#### OBJECTIVE
Write out the listing below exactly, and omit any images you find in it.

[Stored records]
_ _ _

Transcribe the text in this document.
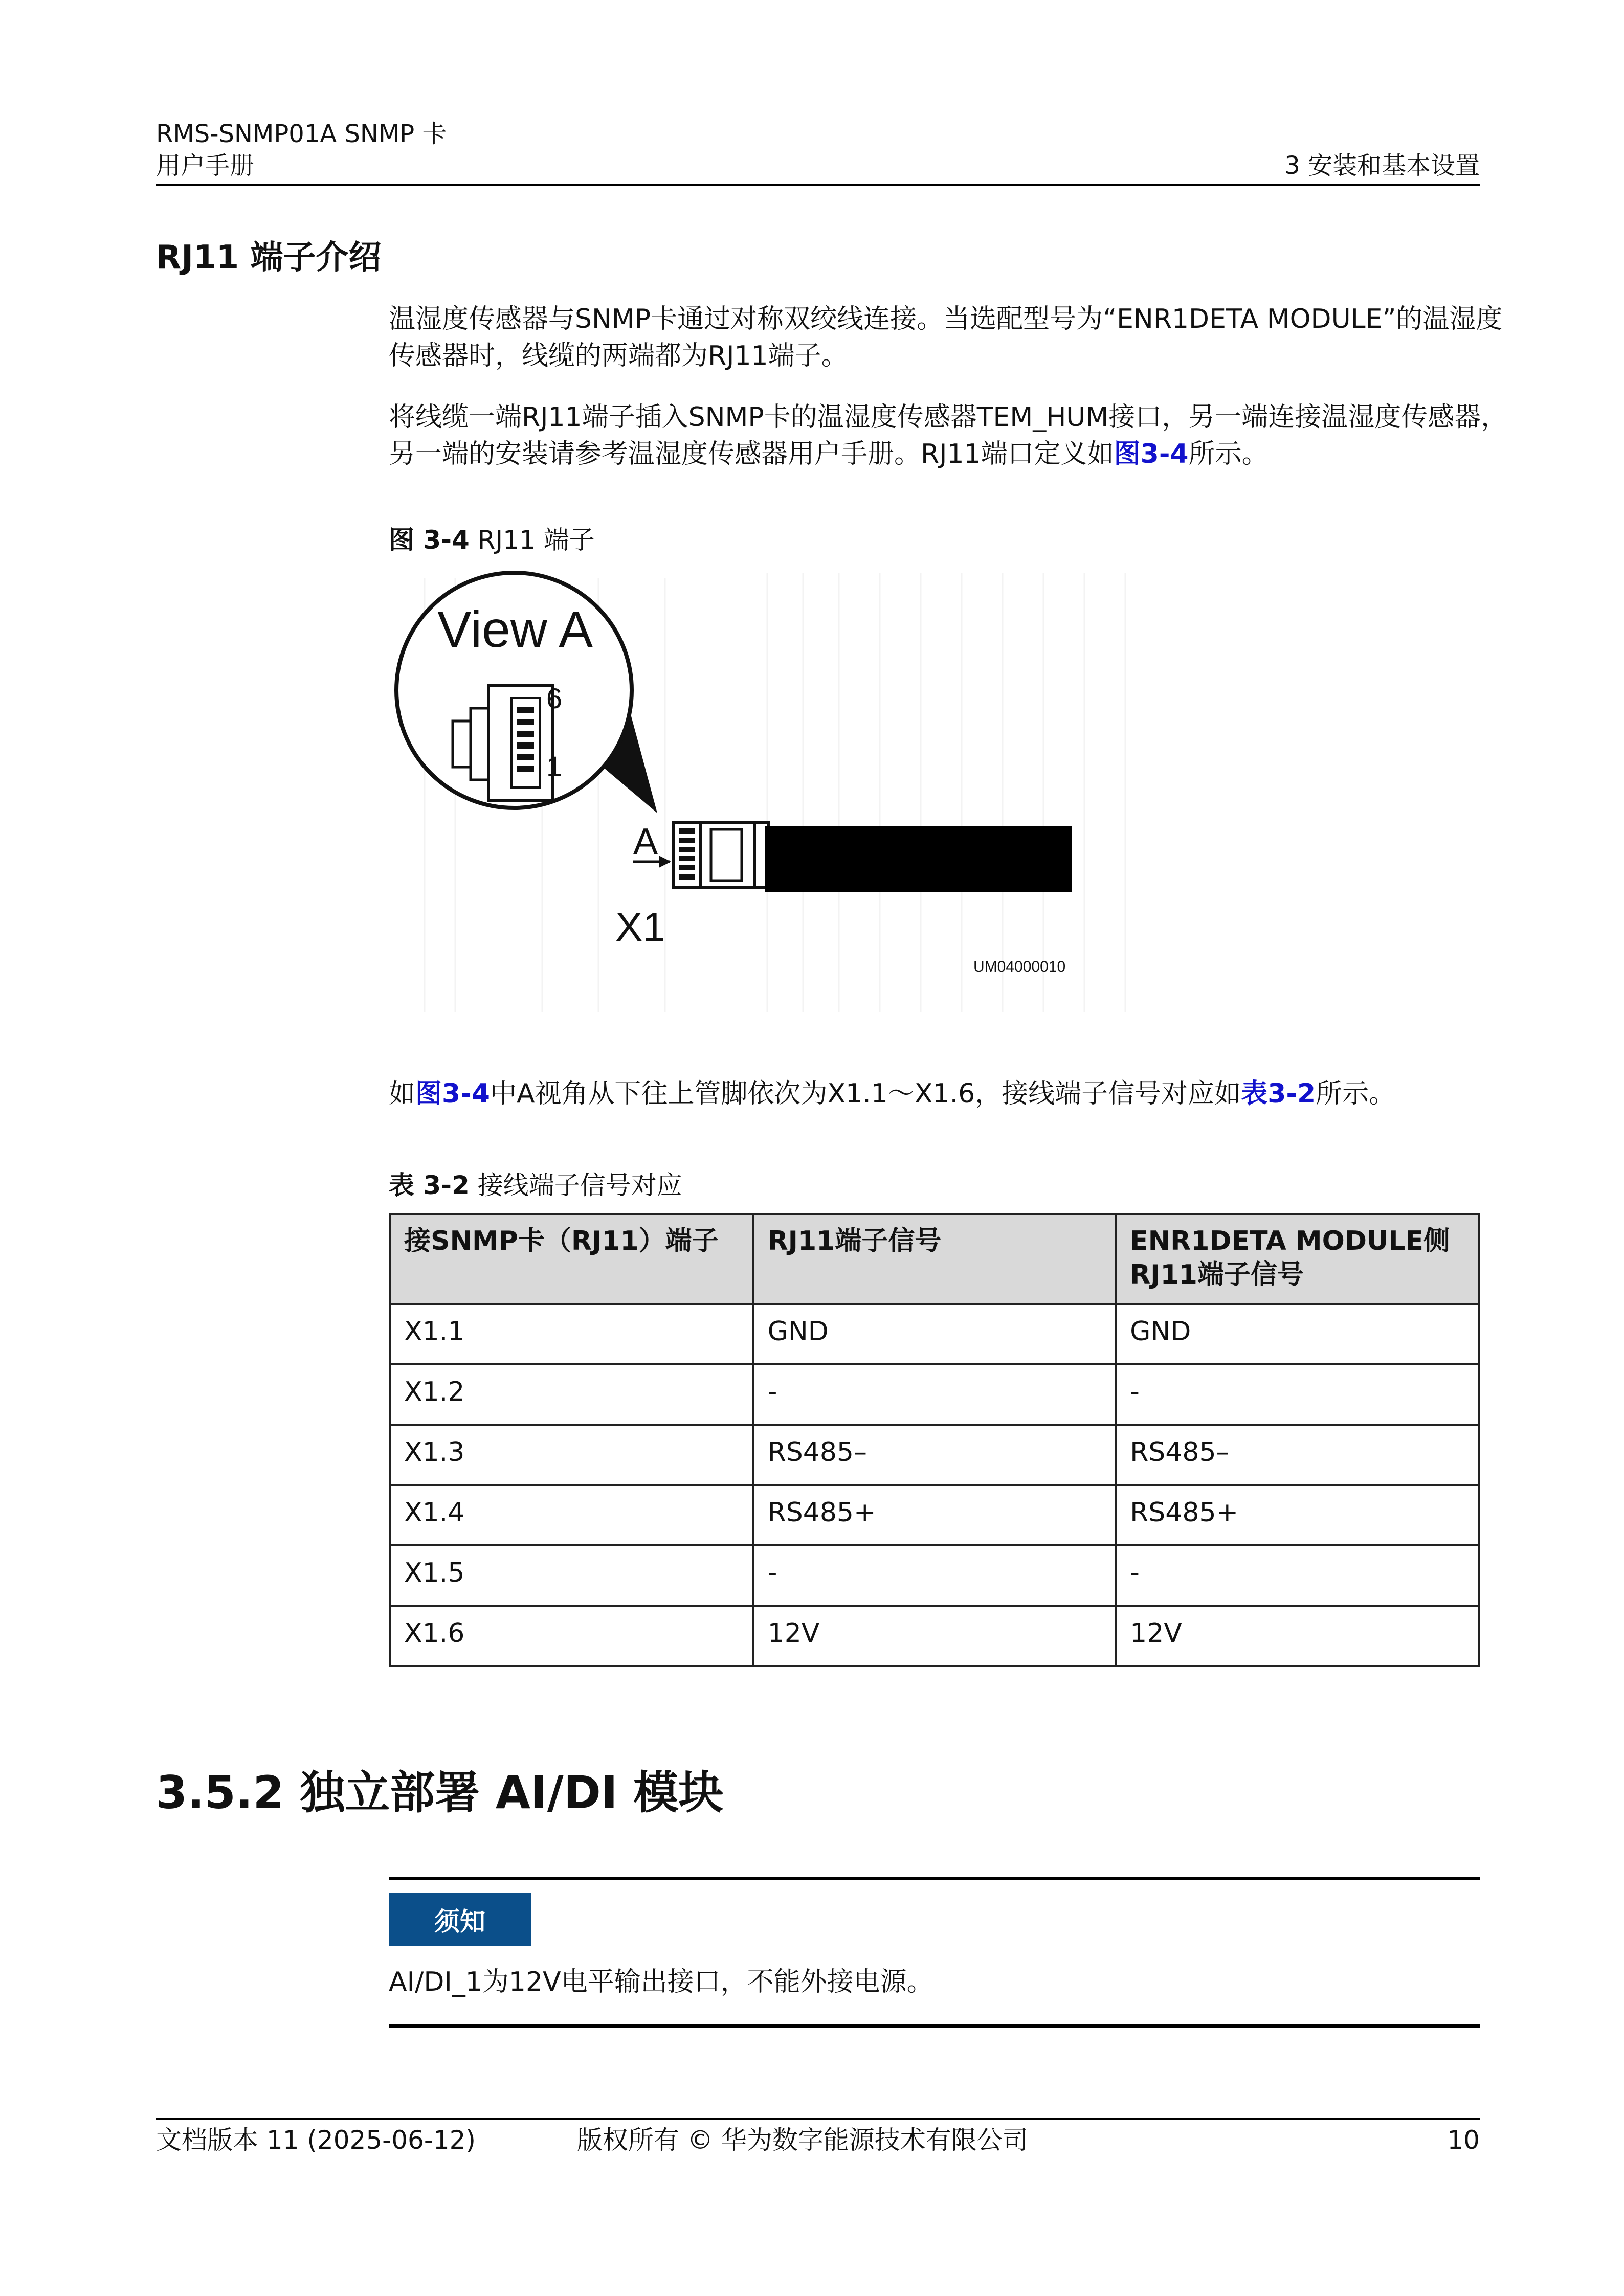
RMS-SNMP01A SNMP 卡
用户手册	3 安装和基本设置
RJ11 端子介绍
温湿度传感器与SNMP卡通过对称双绞线连接。当选配型号为“ENR1DETA MODULE”的温湿度传感器时，线缆的两端都为RJ11端子。
将线缆一端RJ11端子插入SNMP卡的温湿度传感器TEM_HUM接口，另一端连接温湿度传感器，另一端的安装请参考温湿度传感器用户手册。RJ11端口定义如图3-4所示。
图 3-4 RJ11 端子
View A
6
1
A
X1
UM04000010
如图3-4中A视角从下往上管脚依次为X1.1～X1.6，接线端子信号对应如表3-2所示。
表 3-2 接线端子信号对应
接SNMP卡（RJ11）端子	RJ11端子信号	ENR1DETA MODULE侧RJ11端子信号
X1.1	GND	GND
X1.2	-	-
X1.3	RS485–	RS485–
X1.4	RS485+	RS485+
X1.5	-	-
X1.6	12V	12V
3.5.2 独立部署 AI/DI 模块
须知
AI/DI_1为12V电平输出接口，不能外接电源。
文档版本 11 (2025-06-12)	版权所有 © 华为数字能源技术有限公司	10
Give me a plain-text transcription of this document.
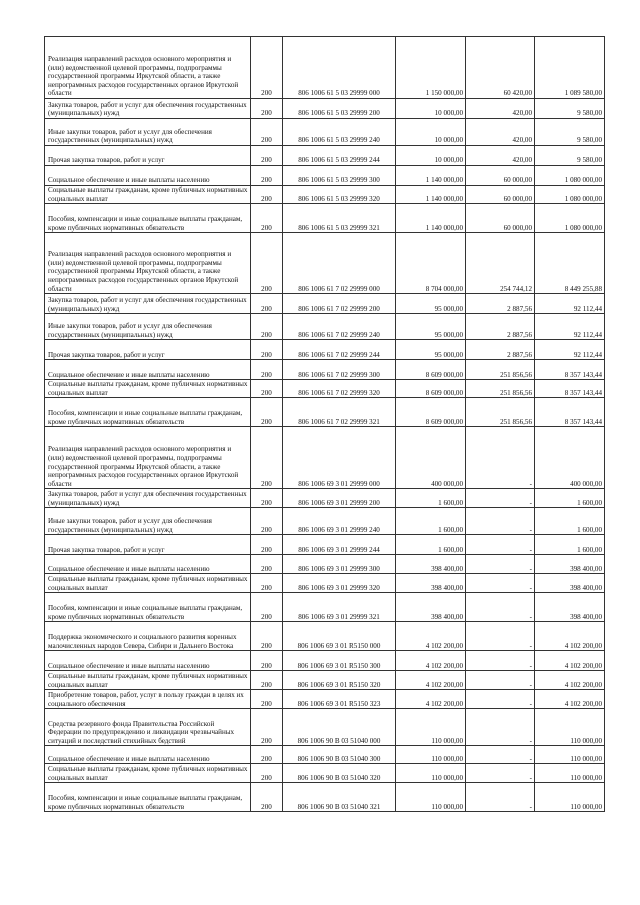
Реализация направлений расходов основного мероприятия и (или) ведомственной целевой программы, подпрограммы государственной программы Иркутской области, а также непрограммных расходов государственных органов Иркутской области	200	806 1006 61 5 03 29999 000	1 150 000,00	60 420,00	1 089 580,00
Закупка товаров, работ и услуг для обеспечения государственных (муниципальных) нужд	200	806 1006 61 5 03 29999 200	10 000,00	420,00	9 580,00
Иные закупки товаров, работ и услуг для обеспечения государственных (муниципальных) нужд	200	806 1006 61 5 03 29999 240	10 000,00	420,00	9 580,00
Прочая закупка товаров, работ и услуг	200	806 1006 61 5 03 29999 244	10 000,00	420,00	9 580,00
Социальное обеспечение и иные выплаты населению	200	806 1006 61 5 03 29999 300	1 140 000,00	60 000,00	1 080 000,00
Социальные выплаты гражданам, кроме публичных нормативных социальных выплат	200	806 1006 61 5 03 29999 320	1 140 000,00	60 000,00	1 080 000,00
Пособия, компенсации и иные социальные выплаты гражданам, кроме публичных нормативных обязательств	200	806 1006 61 5 03 29999 321	1 140 000,00	60 000,00	1 080 000,00
Реализация направлений расходов основного мероприятия и (или) ведомственной целевой программы, подпрограммы государственной программы Иркутской области, а также непрограммных расходов государственных органов Иркутской области	200	806 1006 61 7 02 29999 000	8 704 000,00	254 744,12	8 449 255,88
Закупка товаров, работ и услуг для обеспечения государственных (муниципальных) нужд	200	806 1006 61 7 02 29999 200	95 000,00	2 887,56	92 112,44
Иные закупки товаров, работ и услуг для обеспечения государственных (муниципальных) нужд	200	806 1006 61 7 02 29999 240	95 000,00	2 887,56	92 112,44
Прочая закупка товаров, работ и услуг	200	806 1006 61 7 02 29999 244	95 000,00	2 887,56	92 112,44
Социальное обеспечение и иные выплаты населению	200	806 1006 61 7 02 29999 300	8 609 000,00	251 856,56	8 357 143,44
Социальные выплаты гражданам, кроме публичных нормативных социальных выплат	200	806 1006 61 7 02 29999 320	8 609 000,00	251 856,56	8 357 143,44
Пособия, компенсации и иные социальные выплаты гражданам, кроме публичных нормативных обязательств	200	806 1006 61 7 02 29999 321	8 609 000,00	251 856,56	8 357 143,44
Реализация направлений расходов основного мероприятия и (или) ведомственной целевой программы, подпрограммы государственной программы Иркутской области, а также непрограммных расходов государственных органов Иркутской области	200	806 1006 69 3 01 29999 000	400 000,00	-	400 000,00
Закупка товаров, работ и услуг для обеспечения государственных (муниципальных) нужд	200	806 1006 69 3 01 29999 200	1 600,00	-	1 600,00
Иные закупки товаров, работ и услуг для обеспечения государственных (муниципальных) нужд	200	806 1006 69 3 01 29999 240	1 600,00	-	1 600,00
Прочая закупка товаров, работ и услуг	200	806 1006 69 3 01 29999 244	1 600,00	-	1 600,00
Социальное обеспечение и иные выплаты населению	200	806 1006 69 3 01 29999 300	398 400,00	-	398 400,00
Социальные выплаты гражданам, кроме публичных нормативных социальных выплат	200	806 1006 69 3 01 29999 320	398 400,00	-	398 400,00
Пособия, компенсации и иные социальные выплаты гражданам, кроме публичных нормативных обязательств	200	806 1006 69 3 01 29999 321	398 400,00	-	398 400,00
Поддержка экономического и социального развития коренных малочисленных народов Севера, Сибири и Дальнего Востока	200	806 1006 69 3 01 R5150 000	4 102 200,00	-	4 102 200,00
Социальное обеспечение и иные выплаты населению	200	806 1006 69 3 01 R5150 300	4 102 200,00	-	4 102 200,00
Социальные выплаты гражданам, кроме публичных нормативных социальных выплат	200	806 1006 69 3 01 R5150 320	4 102 200,00	-	4 102 200,00
Приобретение товаров, работ, услуг в пользу граждан в целях их социального обеспечения	200	806 1006 69 3 01 R5150 323	4 102 200,00	-	4 102 200,00
Средства резервного фонда Правительства Российской Федерации по предупреждению и ликвидации чрезвычайных ситуаций и последствий стихийных бедствий	200	806 1006 90 В 03 51040 000	110 000,00	-	110 000,00
Социальное обеспечение и иные выплаты населению	200	806 1006 90 В 03 51040 300	110 000,00	-	110 000,00
Социальные выплаты гражданам, кроме публичных нормативных социальных выплат	200	806 1006 90 В 03 51040 320	110 000,00	-	110 000,00
Пособия, компенсации и иные социальные выплаты гражданам, кроме публичных нормативных обязательств	200	806 1006 90 В 03 51040 321	110 000,00	-	110 000,00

_ _ _

#### EXPECTED OUTPUT
Transcribe the text in this document.
RMS-SNMP01A SNMP 卡
用户手册	3 安装和基本设置
RJ11 端子介绍
温湿度传感器与SNMP卡通过对称双绞线连接。当选配型号为“ENR1DETA MODULE”的温湿度传感器时，线缆的两端都为RJ11端子。
将线缆一端RJ11端子插入SNMP卡的温湿度传感器TEM_HUM接口，另一端连接温湿度传感器，另一端的安装请参考温湿度传感器用户手册。RJ11端口定义如图3-4所示。
图 3-4 RJ11 端子
View A
6
1
A
X1
UM04000010
如图3-4中A视角从下往上管脚依次为X1.1～X1.6，接线端子信号对应如表3-2所示。
表 3-2 接线端子信号对应
接SNMP卡（RJ11）端子	RJ11端子信号	ENR1DETA MODULE侧RJ11端子信号
X1.1	GND	GND
X1.2	-	-
X1.3	RS485–	RS485–
X1.4	RS485+	RS485+
X1.5	-	-
X1.6	12V	12V
3.5.2 独立部署 AI/DI 模块
须知
AI/DI_1为12V电平输出接口，不能外接电源。
文档版本 11 (2025-06-12)	版权所有 © 华为数字能源技术有限公司	10
Give me a plain-text transcription of this document.
Реализация направлений расходов основного мероприятия и (или) ведомственной целевой программы, подпрограммы государственной программы Иркутской области, а также непрограммных расходов государственных органов Иркутской области	200	806 1006 61 5 03 29999 000	1 150 000,00	60 420,00	1 089 580,00
Закупка товаров, работ и услуг для обеспечения государственных (муниципальных) нужд	200	806 1006 61 5 03 29999 200	10 000,00	420,00	9 580,00
Иные закупки товаров, работ и услуг для обеспечения государственных (муниципальных) нужд	200	806 1006 61 5 03 29999 240	10 000,00	420,00	9 580,00
Прочая закупка товаров, работ и услуг	200	806 1006 61 5 03 29999 244	10 000,00	420,00	9 580,00
Социальное обеспечение и иные выплаты населению	200	806 1006 61 5 03 29999 300	1 140 000,00	60 000,00	1 080 000,00
Социальные выплаты гражданам, кроме публичных нормативных социальных выплат	200	806 1006 61 5 03 29999 320	1 140 000,00	60 000,00	1 080 000,00
Пособия, компенсации и иные социальные выплаты гражданам, кроме публичных нормативных обязательств	200	806 1006 61 5 03 29999 321	1 140 000,00	60 000,00	1 080 000,00
Реализация направлений расходов основного мероприятия и (или) ведомственной целевой программы, подпрограммы государственной программы Иркутской области, а также непрограммных расходов государственных органов Иркутской области	200	806 1006 61 7 02 29999 000	8 704 000,00	254 744,12	8 449 255,88
Закупка товаров, работ и услуг для обеспечения государственных (муниципальных) нужд	200	806 1006 61 7 02 29999 200	95 000,00	2 887,56	92 112,44
Иные закупки товаров, работ и услуг для обеспечения государственных (муниципальных) нужд	200	806 1006 61 7 02 29999 240	95 000,00	2 887,56	92 112,44
Прочая закупка товаров, работ и услуг	200	806 1006 61 7 02 29999 244	95 000,00	2 887,56	92 112,44
Социальное обеспечение и иные выплаты населению	200	806 1006 61 7 02 29999 300	8 609 000,00	251 856,56	8 357 143,44
Социальные выплаты гражданам, кроме публичных нормативных социальных выплат	200	806 1006 61 7 02 29999 320	8 609 000,00	251 856,56	8 357 143,44
Пособия, компенсации и иные социальные выплаты гражданам, кроме публичных нормативных обязательств	200	806 1006 61 7 02 29999 321	8 609 000,00	251 856,56	8 357 143,44
Реализация направлений расходов основного мероприятия и (или) ведомственной целевой программы, подпрограммы государственной программы Иркутской области, а также непрограммных расходов государственных органов Иркутской области	200	806 1006 69 3 01 29999 000	400 000,00	-	400 000,00
Закупка товаров, работ и услуг для обеспечения государственных (муниципальных) нужд	200	806 1006 69 3 01 29999 200	1 600,00	-	1 600,00
Иные закупки товаров, работ и услуг для обеспечения государственных (муниципальных) нужд	200	806 1006 69 3 01 29999 240	1 600,00	-	1 600,00
Прочая закупка товаров, работ и услуг	200	806 1006 69 3 01 29999 244	1 600,00	-	1 600,00
Социальное обеспечение и иные выплаты населению	200	806 1006 69 3 01 29999 300	398 400,00	-	398 400,00
Социальные выплаты гражданам, кроме публичных нормативных социальных выплат	200	806 1006 69 3 01 29999 320	398 400,00	-	398 400,00
Пособия, компенсации и иные социальные выплаты гражданам, кроме публичных нормативных обязательств	200	806 1006 69 3 01 29999 321	398 400,00	-	398 400,00
Поддержка экономического и социального развития коренных малочисленных народов Севера, Сибири и Дальнего Востока	200	806 1006 69 3 01 R5150 000	4 102 200,00	-	4 102 200,00
Социальное обеспечение и иные выплаты населению	200	806 1006 69 3 01 R5150 300	4 102 200,00	-	4 102 200,00
Социальные выплаты гражданам, кроме публичных нормативных социальных выплат	200	806 1006 69 3 01 R5150 320	4 102 200,00	-	4 102 200,00
Приобретение товаров, работ, услуг в пользу граждан в целях их социального обеспечения	200	806 1006 69 3 01 R5150 323	4 102 200,00	-	4 102 200,00
Средства резервного фонда Правительства Российской Федерации по предупреждению и ликвидации чрезвычайных ситуаций и последствий стихийных бедствий	200	806 1006 90 В 03 51040 000	110 000,00	-	110 000,00
Социальное обеспечение и иные выплаты населению	200	806 1006 90 В 03 51040 300	110 000,00	-	110 000,00
Социальные выплаты гражданам, кроме публичных нормативных социальных выплат	200	806 1006 90 В 03 51040 320	110 000,00	-	110 000,00
Пособия, компенсации и иные социальные выплаты гражданам, кроме публичных нормативных обязательств	200	806 1006 90 В 03 51040 321	110 000,00	-	110 000,00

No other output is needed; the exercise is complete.